**AIM**
Each line that holds the string "this" counts once; say how many such lines there are and add nothing.

[Lines of data]
- - - -
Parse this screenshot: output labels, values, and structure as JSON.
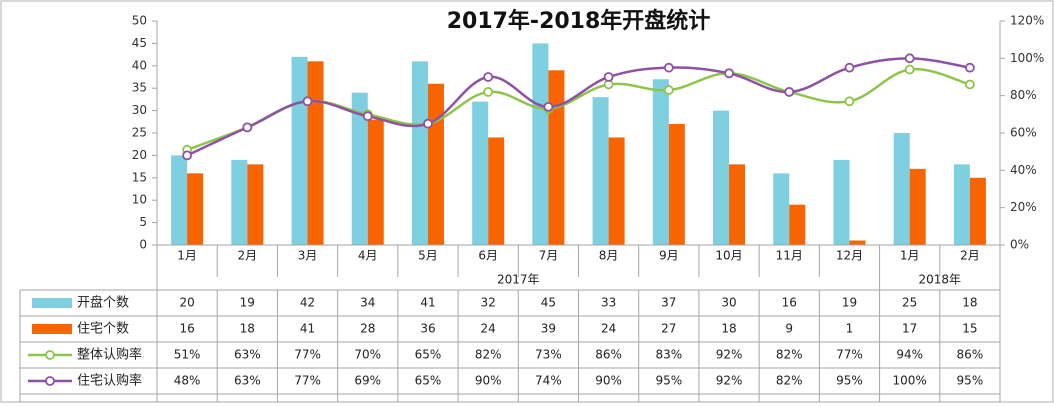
{
  "chart_data": {
    "type": "bar",
    "title": "2017年-2018年开盘统计",
    "categories": [
      "1月",
      "2月",
      "3月",
      "4月",
      "5月",
      "6月",
      "7月",
      "8月",
      "9月",
      "10月",
      "11月",
      "12月",
      "1月",
      "2月"
    ],
    "year_groups": [
      {
        "label": "2017年",
        "count": 12
      },
      {
        "label": "2018年",
        "count": 2
      }
    ],
    "left_axis": {
      "ticks": [
        "0",
        "5",
        "10",
        "15",
        "20",
        "25",
        "30",
        "35",
        "40",
        "45",
        "50"
      ],
      "ylim": [
        0,
        50
      ]
    },
    "right_axis": {
      "ticks": [
        "0%",
        "20%",
        "40%",
        "60%",
        "80%",
        "100%",
        "120%"
      ],
      "ylim": [
        0,
        120
      ]
    },
    "series": [
      {
        "name": "开盘个数",
        "kind": "bar",
        "axis": "left",
        "color": "#7ecfe0",
        "values": [
          20,
          19,
          42,
          34,
          41,
          32,
          45,
          33,
          37,
          30,
          16,
          19,
          25,
          18
        ],
        "labels": [
          "20",
          "19",
          "42",
          "34",
          "41",
          "32",
          "45",
          "33",
          "37",
          "30",
          "16",
          "19",
          "25",
          "18"
        ]
      },
      {
        "name": "住宅个数",
        "kind": "bar",
        "axis": "left",
        "color": "#f86400",
        "values": [
          16,
          18,
          41,
          28,
          36,
          24,
          39,
          24,
          27,
          18,
          9,
          1,
          17,
          15
        ],
        "labels": [
          "16",
          "18",
          "41",
          "28",
          "36",
          "24",
          "39",
          "24",
          "27",
          "18",
          "9",
          "1",
          "17",
          "15"
        ]
      },
      {
        "name": "整体认购率",
        "kind": "line",
        "axis": "right",
        "color": "#8fc44a",
        "values": [
          51,
          63,
          77,
          70,
          65,
          82,
          73,
          86,
          83,
          92,
          82,
          77,
          94,
          86
        ],
        "labels": [
          "51%",
          "63%",
          "77%",
          "70%",
          "65%",
          "82%",
          "73%",
          "86%",
          "83%",
          "92%",
          "82%",
          "77%",
          "94%",
          "86%"
        ]
      },
      {
        "name": "住宅认购率",
        "kind": "line",
        "axis": "right",
        "color": "#8e52a5",
        "values": [
          48,
          63,
          77,
          69,
          65,
          90,
          74,
          90,
          95,
          92,
          82,
          95,
          100,
          95
        ],
        "labels": [
          "48%",
          "63%",
          "77%",
          "69%",
          "65%",
          "90%",
          "74%",
          "90%",
          "95%",
          "92%",
          "82%",
          "95%",
          "100%",
          "95%"
        ]
      }
    ],
    "grid": false,
    "legend": "table-left"
  }
}
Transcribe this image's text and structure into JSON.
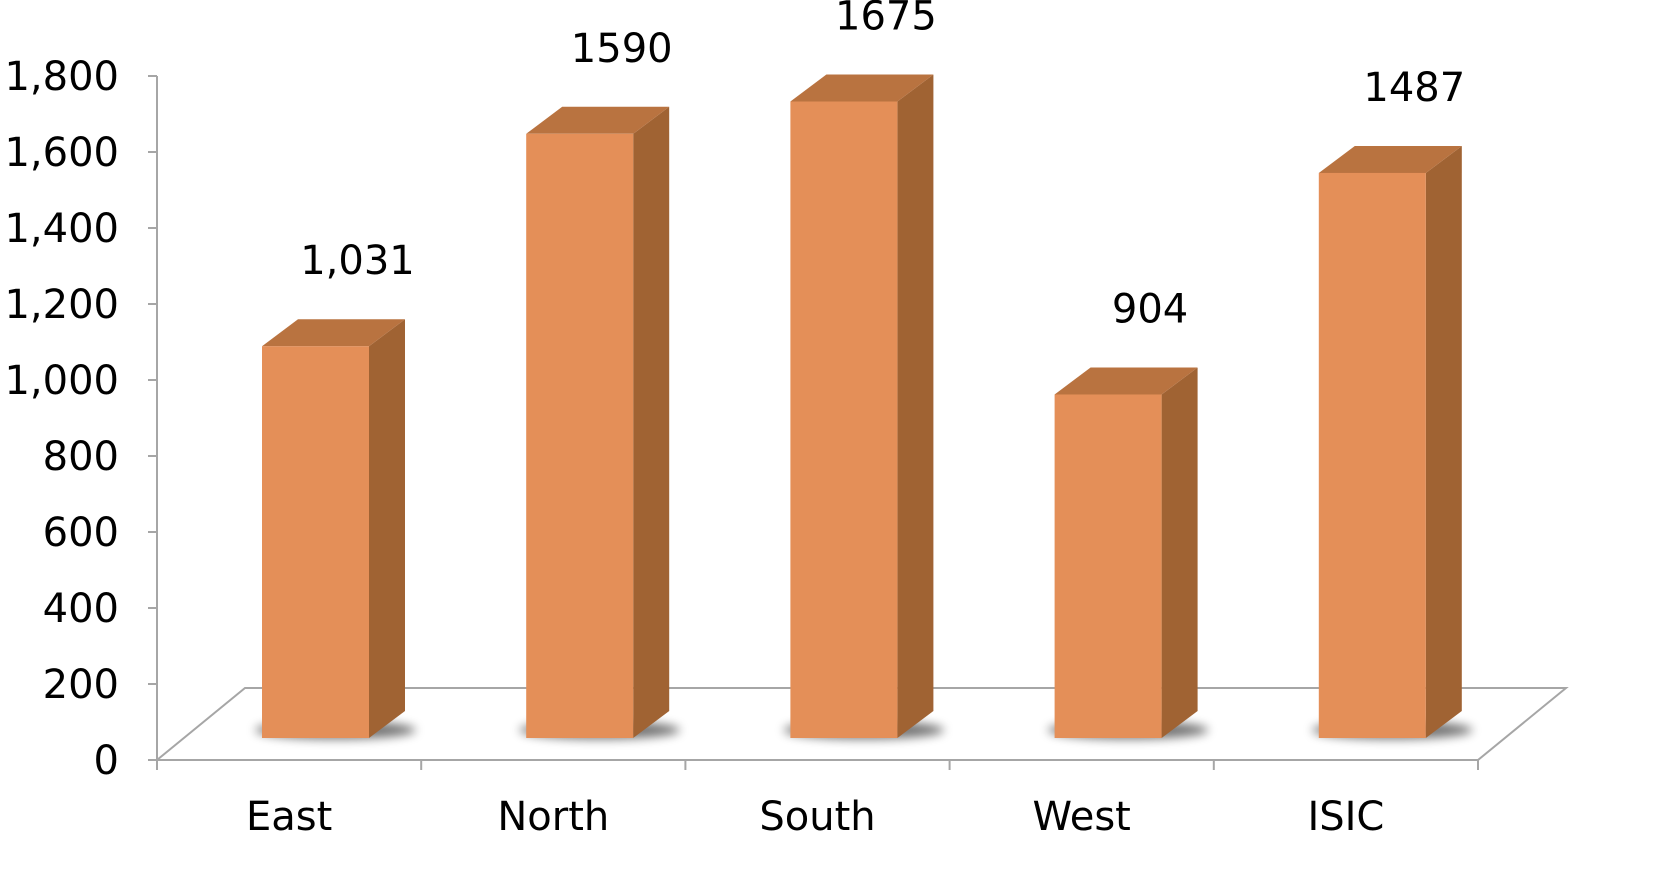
{
  "chart_data": {
    "type": "bar",
    "categories": [
      "East",
      "North",
      "South",
      "West",
      "ISIC"
    ],
    "values": [
      1031,
      1590,
      1675,
      904,
      1487
    ],
    "data_labels": [
      "1,031",
      "1590",
      "1675",
      "904",
      "1487"
    ],
    "y_ticks": [
      "0",
      "200",
      "400",
      "600",
      "800",
      "1,000",
      "1,200",
      "1,400",
      "1,600",
      "1,800"
    ],
    "ylim": [
      0,
      1800
    ],
    "title": "",
    "xlabel": "",
    "ylabel": "",
    "grid": false,
    "legend": "none",
    "style": "3d-column",
    "colors": {
      "front": "#E48F58",
      "side": "#A06333",
      "top": "#B97340",
      "axis": "#A6A6A6",
      "text": "#000000"
    }
  }
}
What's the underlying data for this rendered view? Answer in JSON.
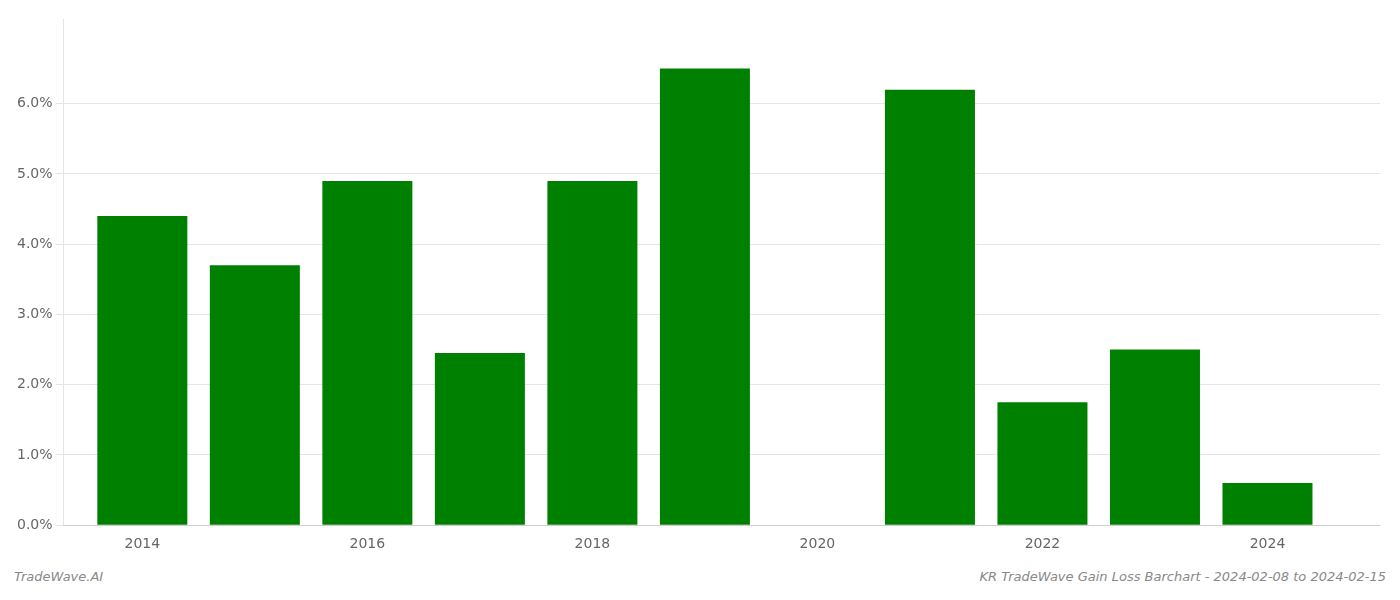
{
  "chart_data": {
    "type": "bar",
    "title": "KR TradeWave Gain Loss Barchart - 2024-02-08 to 2024-02-15",
    "annotations": [
      "TradeWave.AI"
    ],
    "x": [
      2014,
      2015,
      2016,
      2017,
      2018,
      2019,
      2021,
      2022,
      2023,
      2024
    ],
    "values": [
      0.044,
      0.037,
      0.049,
      0.0245,
      0.049,
      0.065,
      0.062,
      0.0175,
      0.025,
      0.006
    ],
    "color": "#008000",
    "xlim": [
      2013.3,
      2025.0
    ],
    "xticks": [
      2014,
      2016,
      2018,
      2020,
      2022,
      2024
    ],
    "ylim": [
      0,
      0.072
    ],
    "yticks": [
      {
        "value": 0.0,
        "label": "0.0%"
      },
      {
        "value": 0.01,
        "label": "1.0%"
      },
      {
        "value": 0.02,
        "label": "2.0%"
      },
      {
        "value": 0.03,
        "label": "3.0%"
      },
      {
        "value": 0.04,
        "label": "4.0%"
      },
      {
        "value": 0.05,
        "label": "5.0%"
      },
      {
        "value": 0.06,
        "label": "6.0%"
      }
    ],
    "grid": true
  }
}
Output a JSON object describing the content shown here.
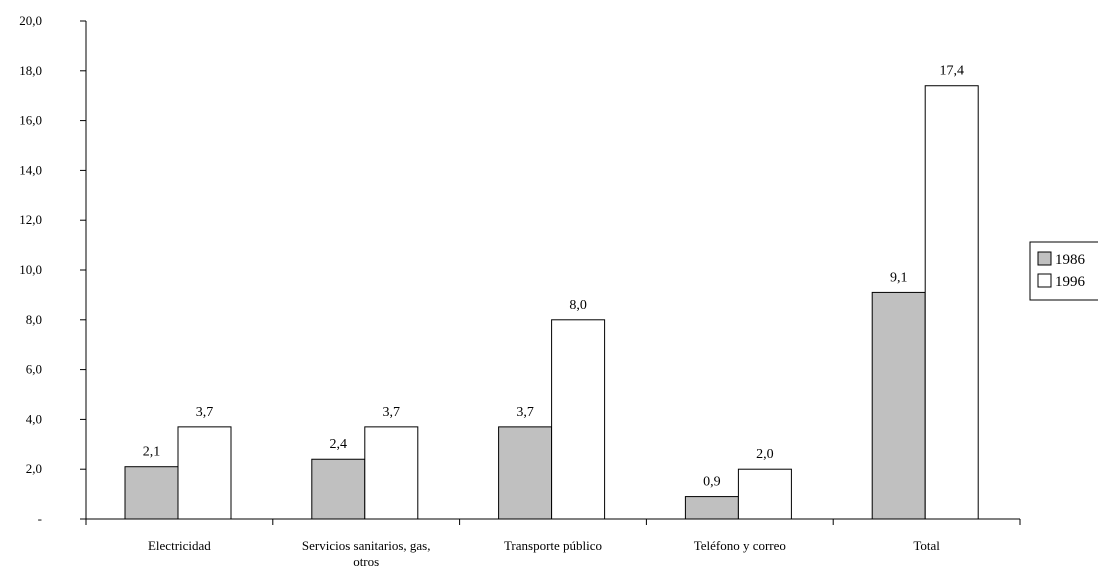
{
  "chart_data": {
    "type": "bar",
    "title": "",
    "xlabel": "",
    "ylabel": "",
    "categories": [
      [
        "Electricidad"
      ],
      [
        "Servicios sanitarios, gas,",
        "otros"
      ],
      [
        "Transporte público"
      ],
      [
        "Teléfono y correo"
      ],
      [
        "Total"
      ]
    ],
    "series": [
      {
        "name": "1986",
        "color": "#c0c0c0",
        "values": [
          2.1,
          2.4,
          3.7,
          0.9,
          9.1
        ],
        "labels": [
          "2,1",
          "2,4",
          "3,7",
          "0,9",
          "9,1"
        ]
      },
      {
        "name": "1996",
        "color": "#ffffff",
        "values": [
          3.7,
          3.7,
          8.0,
          2.0,
          17.4
        ],
        "labels": [
          "3,7",
          "3,7",
          "8,0",
          "2,0",
          "17,4"
        ]
      }
    ],
    "ylim": [
      0,
      20
    ],
    "yticks": [
      0,
      2,
      4,
      6,
      8,
      10,
      12,
      14,
      16,
      18,
      20
    ],
    "ytick_labels": [
      "-",
      "2,0",
      "4,0",
      "6,0",
      "8,0",
      "10,0",
      "12,0",
      "14,0",
      "16,0",
      "18,0",
      "20,0"
    ],
    "grid": false,
    "legend_position": "right"
  }
}
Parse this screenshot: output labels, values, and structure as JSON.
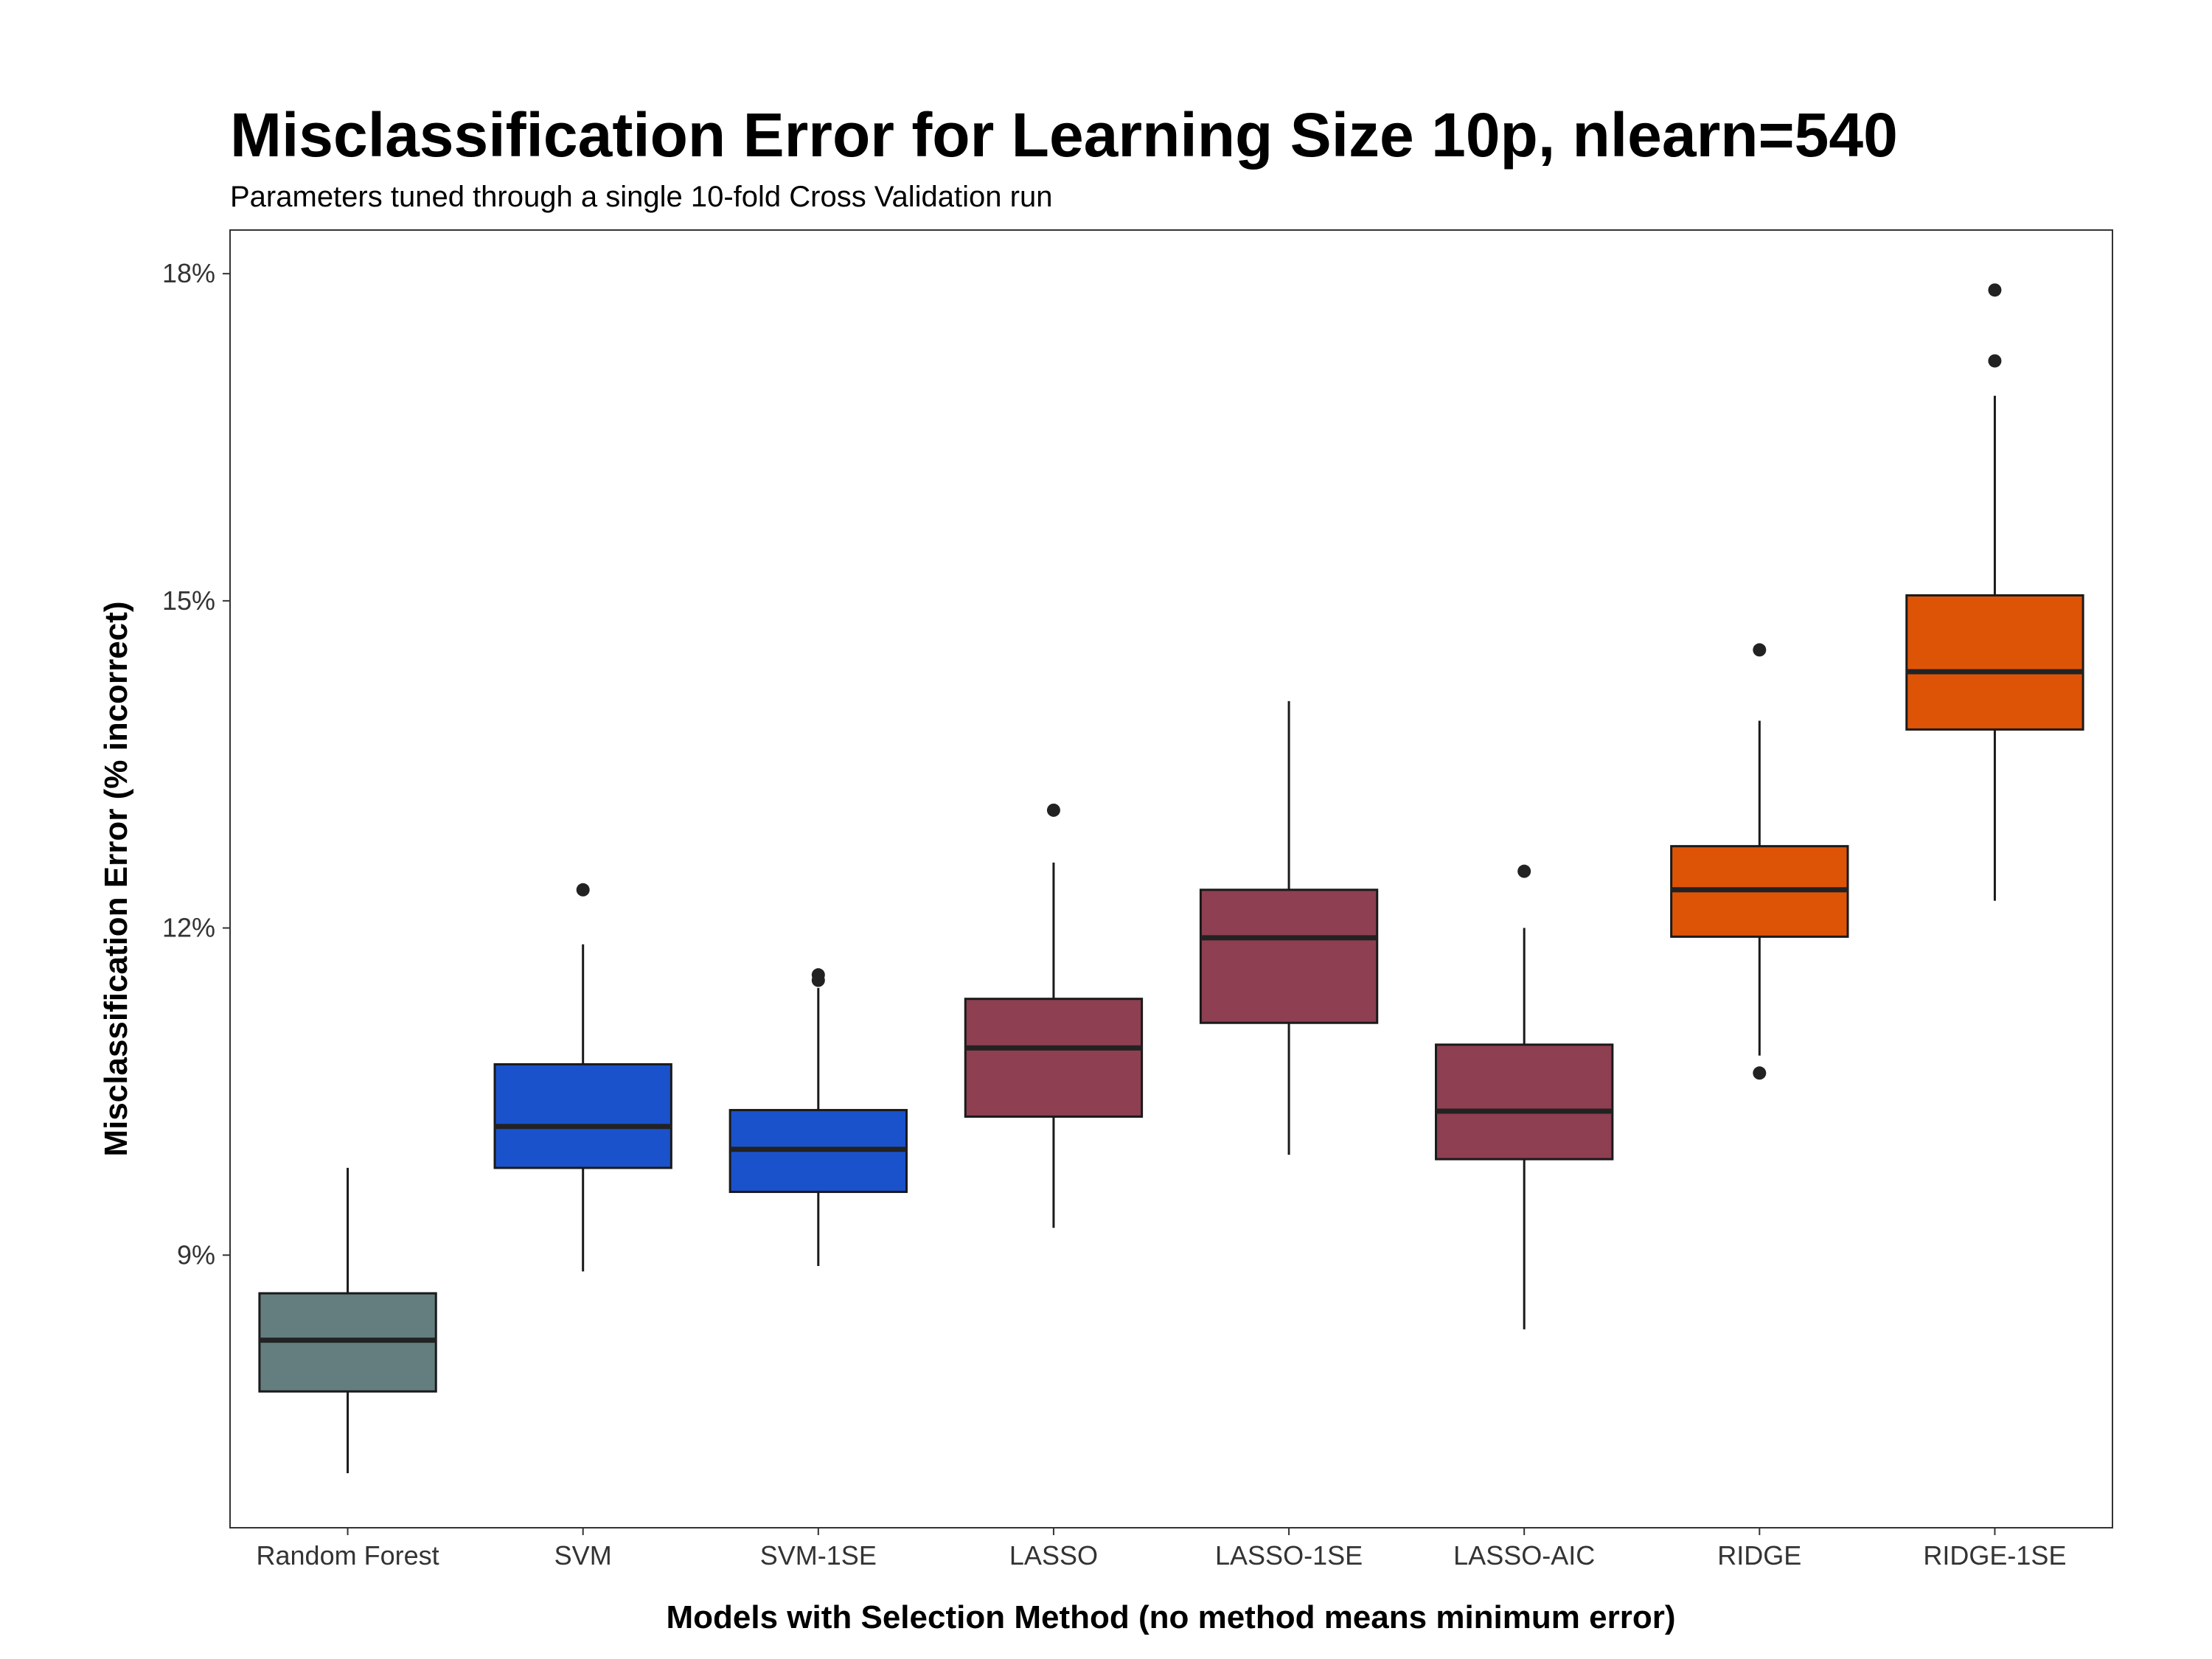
- - - -
**FINAL RESULT**
4